• Data records:
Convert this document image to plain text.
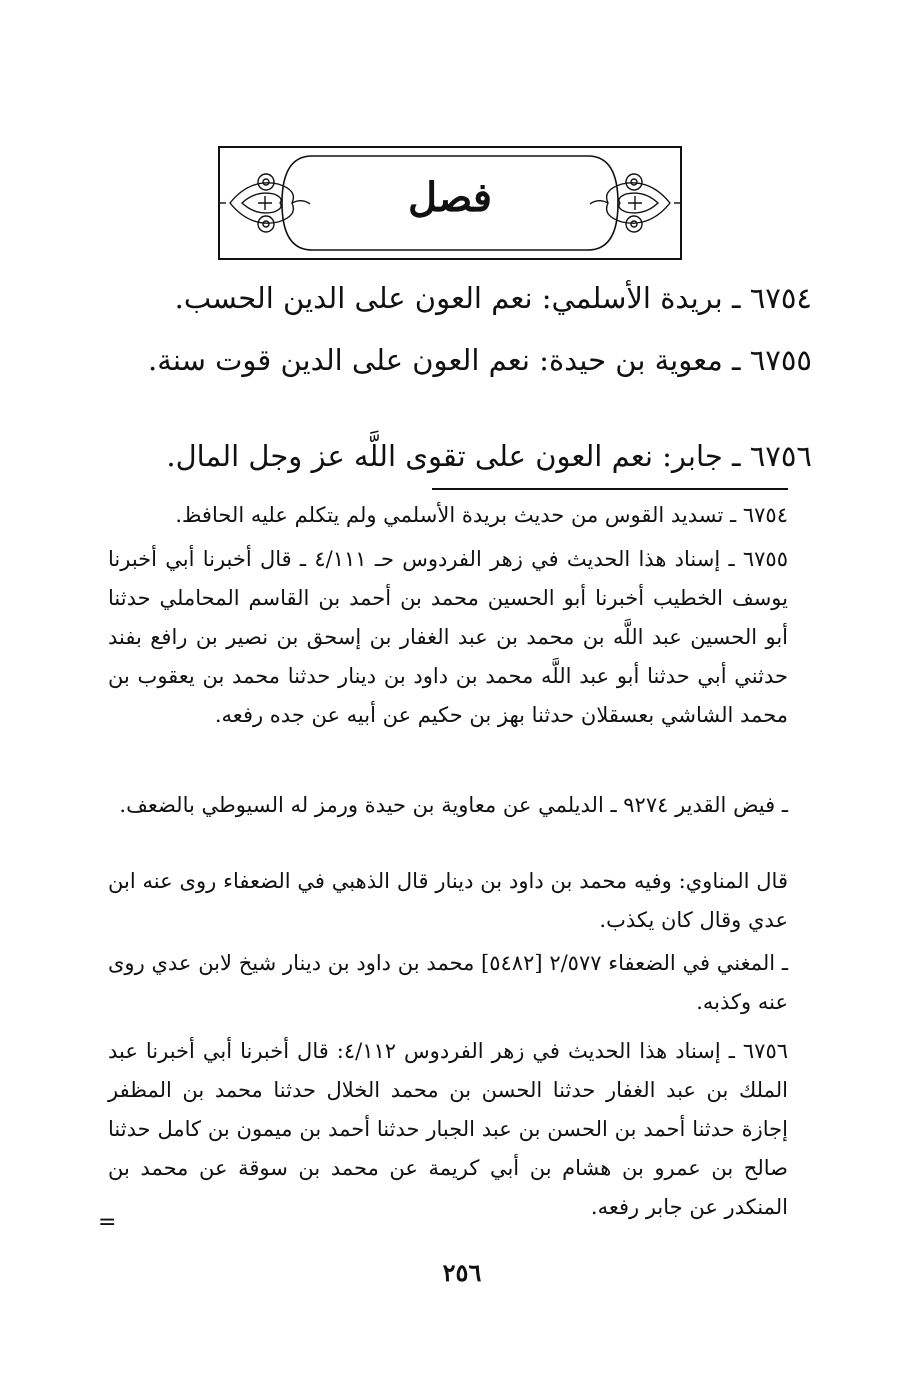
فصل
٦٧٥٤ ـ بريدة الأسلمي: نعم العون على الدين الحسب.
٦٧٥٥ ـ معوية بن حيدة: نعم العون على الدين قوت سنة.
٦٧٥٦ ـ جابر: نعم العون على تقوى اللَّه عز وجل المال.
٦٧٥٤ ـ تسديد القوس من حديث بريدة الأسلمي ولم يتكلم عليه الحافظ.
٦٧٥٥ ـ إسناد هذا الحديث في زهر الفردوس حـ ٤/١١١ ـ قال أخبرنا أبي أخبرنا يوسف الخطيب أخبرنا أبو الحسين محمد بن أحمد بن القاسم المحاملي حدثنا أبو الحسين عبد اللَّه بن محمد بن عبد الغفار بن إسحق بن نصير بن رافع بفند حدثني أبي حدثنا أبو عبد اللَّه محمد بن داود بن دينار حدثنا محمد بن يعقوب بن محمد الشاشي بعسقلان حدثنا بهز بن حكيم عن أبيه عن جده رفعه.
ـ فيض القدير ٩٢٧٤ ـ الديلمي عن معاوية بن حيدة ورمز له السيوطي بالضعف.
قال المناوي: وفيه محمد بن داود بن دينار قال الذهبي في الضعفاء روى عنه ابن عدي وقال كان يكذب.
ـ المغني في الضعفاء ٢/٥٧٧ [٥٤٨٢] محمد بن داود بن دينار شيخ لابن عدي روى عنه وكذبه.
٦٧٥٦ ـ إسناد هذا الحديث في زهر الفردوس ٤/١١٢: قال أخبرنا أبي أخبرنا عبد الملك بن عبد الغفار حدثنا الحسن بن محمد الخلال حدثنا محمد بن المظفر إجازة حدثنا أحمد بن الحسن بن عبد الجبار حدثنا أحمد بن ميمون بن كامل حدثنا صالح بن عمرو بن هشام بن أبي كريمة عن محمد بن سوقة عن محمد بن المنكدر عن جابر رفعه.
=
٢٥٦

• EXERCISE PROMPT:
From the listing above, copy every line that includes the word "بريدة".

• SOLUTION:
٦٧٥٤ ـ بريدة الأسلمي: نعم العون على الدين الحسب.
٦٧٥٤ ـ تسديد القوس من حديث بريدة الأسلمي ولم يتكلم عليه الحافظ.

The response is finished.